##### PROVIDED DATA
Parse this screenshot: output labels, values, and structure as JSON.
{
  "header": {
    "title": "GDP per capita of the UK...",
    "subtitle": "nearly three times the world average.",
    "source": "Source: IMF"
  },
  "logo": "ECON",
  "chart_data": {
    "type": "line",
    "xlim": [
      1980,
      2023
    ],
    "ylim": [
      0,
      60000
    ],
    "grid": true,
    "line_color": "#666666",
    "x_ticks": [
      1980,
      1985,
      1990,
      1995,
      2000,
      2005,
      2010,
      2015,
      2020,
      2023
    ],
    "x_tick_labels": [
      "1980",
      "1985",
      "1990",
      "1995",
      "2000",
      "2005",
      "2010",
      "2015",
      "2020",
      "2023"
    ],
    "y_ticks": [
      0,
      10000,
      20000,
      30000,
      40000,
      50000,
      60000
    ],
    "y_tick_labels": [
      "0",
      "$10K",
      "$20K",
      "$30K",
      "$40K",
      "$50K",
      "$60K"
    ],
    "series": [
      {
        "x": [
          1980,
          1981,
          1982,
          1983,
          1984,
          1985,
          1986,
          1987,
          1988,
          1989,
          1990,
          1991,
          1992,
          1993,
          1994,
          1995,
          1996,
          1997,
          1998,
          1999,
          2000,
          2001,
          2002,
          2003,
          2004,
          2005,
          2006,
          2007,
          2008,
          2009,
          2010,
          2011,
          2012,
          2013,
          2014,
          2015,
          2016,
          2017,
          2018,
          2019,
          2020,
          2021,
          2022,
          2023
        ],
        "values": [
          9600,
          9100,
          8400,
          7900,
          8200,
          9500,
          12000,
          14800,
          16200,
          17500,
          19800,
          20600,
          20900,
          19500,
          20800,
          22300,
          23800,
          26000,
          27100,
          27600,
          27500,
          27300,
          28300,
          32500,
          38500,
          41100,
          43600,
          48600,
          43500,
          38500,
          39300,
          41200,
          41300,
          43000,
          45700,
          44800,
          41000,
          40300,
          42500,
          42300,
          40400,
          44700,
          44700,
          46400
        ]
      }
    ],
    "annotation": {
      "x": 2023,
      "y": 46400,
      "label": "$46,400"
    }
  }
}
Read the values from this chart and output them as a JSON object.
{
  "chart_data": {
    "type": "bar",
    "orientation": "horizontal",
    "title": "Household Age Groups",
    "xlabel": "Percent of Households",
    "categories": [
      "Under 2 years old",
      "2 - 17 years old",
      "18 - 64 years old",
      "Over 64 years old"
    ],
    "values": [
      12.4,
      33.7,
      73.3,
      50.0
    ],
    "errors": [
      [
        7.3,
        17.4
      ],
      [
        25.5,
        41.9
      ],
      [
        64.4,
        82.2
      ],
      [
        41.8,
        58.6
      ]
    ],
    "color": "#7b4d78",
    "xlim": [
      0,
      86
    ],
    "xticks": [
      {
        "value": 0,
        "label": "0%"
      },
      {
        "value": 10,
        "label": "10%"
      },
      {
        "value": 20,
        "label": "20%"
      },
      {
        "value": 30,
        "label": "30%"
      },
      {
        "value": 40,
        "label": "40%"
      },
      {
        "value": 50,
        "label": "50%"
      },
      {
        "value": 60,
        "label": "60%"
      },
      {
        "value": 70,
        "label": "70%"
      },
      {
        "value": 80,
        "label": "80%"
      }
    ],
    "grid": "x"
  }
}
##########
REQUIRED WORK:
Count every line in the preceding entries where the string "this" appears, then state only the total.

TASK ANSWER:
2